What the task requires
Copy out all the entries exactly.

Data entries:
- - -

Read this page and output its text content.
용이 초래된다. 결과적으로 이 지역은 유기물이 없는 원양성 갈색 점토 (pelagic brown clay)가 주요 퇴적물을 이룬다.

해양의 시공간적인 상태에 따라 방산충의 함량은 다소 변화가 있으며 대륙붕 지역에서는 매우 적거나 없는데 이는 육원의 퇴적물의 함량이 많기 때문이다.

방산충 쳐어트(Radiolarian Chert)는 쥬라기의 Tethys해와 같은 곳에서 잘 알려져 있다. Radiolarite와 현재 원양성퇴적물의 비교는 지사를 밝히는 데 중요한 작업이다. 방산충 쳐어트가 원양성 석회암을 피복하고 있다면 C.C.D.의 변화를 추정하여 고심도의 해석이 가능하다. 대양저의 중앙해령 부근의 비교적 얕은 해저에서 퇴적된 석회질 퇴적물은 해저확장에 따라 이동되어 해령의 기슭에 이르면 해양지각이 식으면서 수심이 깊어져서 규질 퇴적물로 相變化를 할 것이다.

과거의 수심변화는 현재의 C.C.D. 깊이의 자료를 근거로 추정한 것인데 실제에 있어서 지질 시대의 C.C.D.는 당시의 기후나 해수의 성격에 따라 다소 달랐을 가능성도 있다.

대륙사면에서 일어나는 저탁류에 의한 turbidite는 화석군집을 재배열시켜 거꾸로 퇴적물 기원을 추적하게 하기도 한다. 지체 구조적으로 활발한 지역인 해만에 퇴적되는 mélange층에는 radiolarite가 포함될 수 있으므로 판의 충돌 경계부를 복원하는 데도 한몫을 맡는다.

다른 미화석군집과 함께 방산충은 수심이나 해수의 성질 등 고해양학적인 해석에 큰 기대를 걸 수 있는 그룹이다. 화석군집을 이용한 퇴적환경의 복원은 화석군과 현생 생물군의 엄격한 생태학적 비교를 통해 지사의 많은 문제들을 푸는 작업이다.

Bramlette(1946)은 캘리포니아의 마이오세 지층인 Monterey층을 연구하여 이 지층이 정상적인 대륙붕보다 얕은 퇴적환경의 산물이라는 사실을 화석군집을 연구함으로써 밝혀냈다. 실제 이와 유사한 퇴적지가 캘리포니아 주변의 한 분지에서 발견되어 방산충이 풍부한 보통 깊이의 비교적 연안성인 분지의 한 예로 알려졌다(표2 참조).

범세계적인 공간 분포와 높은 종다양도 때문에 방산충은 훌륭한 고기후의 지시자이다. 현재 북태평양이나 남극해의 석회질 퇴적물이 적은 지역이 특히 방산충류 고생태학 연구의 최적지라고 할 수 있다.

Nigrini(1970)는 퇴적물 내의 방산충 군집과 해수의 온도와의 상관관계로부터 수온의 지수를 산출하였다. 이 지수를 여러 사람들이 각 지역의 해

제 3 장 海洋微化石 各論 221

- - -

Response to this task
Read this page and output its text content.
용이 초래된다. 결과적으로 이 지역은 유기물이 없는 원양성 갈색 점토 (pelagic brown clay)가 주요 퇴적물을 이룬다.

해양의 시공간적인 상태에 따라 방산충의 함량은 다소 변화가 있으며 대륙붕 지역에서는 매우 적거나 없는데 이는 육원의 퇴적물의 함량이 많기 때문이다.

방산충 쳐어트(Radiolarian Chert)는 쥬라기의 Tethys해와 같은 곳에서 잘 알려져 있다. Radiolarite와 현재 원양성퇴적물의 비교는 지사를 밝히는 데 중요한 작업이다. 방산충 쳐어트가 원양성 석회암을 피복하고 있다면 C.C.D.의 변화를 추정하여 고심도의 해석이 가능하다. 대양저의 중앙해령 부근의 비교적 얕은 해저에서 퇴적된 석회질 퇴적물은 해저확장에 따라 이동되어 해령의 기슭에 이르면 해양지각이 식으면서 수심이 깊어져서 규질 퇴적물로 相變化를 할 것이다.

과거의 수심변화는 현재의 C.C.D. 깊이의 자료를 근거로 추정한 것인데 실제에 있어서 지질 시대의 C.C.D.는 당시의 기후나 해수의 성격에 따라 다소 달랐을 가능성도 있다.

대륙사면에서 일어나는 저탁류에 의한 turbidite는 화석군집을 재배열시켜 거꾸로 퇴적물 기원을 추적하게 하기도 한다. 지체 구조적으로 활발한 지역인 해만에 퇴적되는 mélange층에는 radiolarite가 포함될 수 있으므로 판의 충돌 경계부를 복원하는 데도 한몫을 맡는다.

다른 미화석군집과 함께 방산충은 수심이나 해수의 성질 등 고해양학적인 해석에 큰 기대를 걸 수 있는 그룹이다. 화석군집을 이용한 퇴적환경의 복원은 화석군과 현생 생물군의 엄격한 생태학적 비교를 통해 지사의 많은 문제들을 푸는 작업이다.

Bramlette(1946)은 캘리포니아의 마이오세 지층인 Monterey층을 연구하여 이 지층이 정상적인 대륙붕보다 얕은 퇴적환경의 산물이라는 사실을 화석군집을 연구함으로써 밝혀냈다. 실제 이와 유사한 퇴적지가 캘리포니아 주변의 한 분지에서 발견되어 방산충이 풍부한 보통 깊이의 비교적 연안성인 분지의 한 예로 알려졌다(표2 참조).

범세계적인 공간 분포와 높은 종다양도 때문에 방산충은 훌륭한 고기후의 지시자이다. 현재 북태평양이나 남극해의 석회질 퇴적물이 적은 지역이 특히 방산충류 고생태학 연구의 최적지라고 할 수 있다.

Nigrini(1970)는 퇴적물 내의 방산충 군집과 해수의 온도와의 상관관계로부터 수온의 지수를 산출하였다. 이 지수를 여러 사람들이 각 지역의 해

제 3 장 海洋微化石 各論 221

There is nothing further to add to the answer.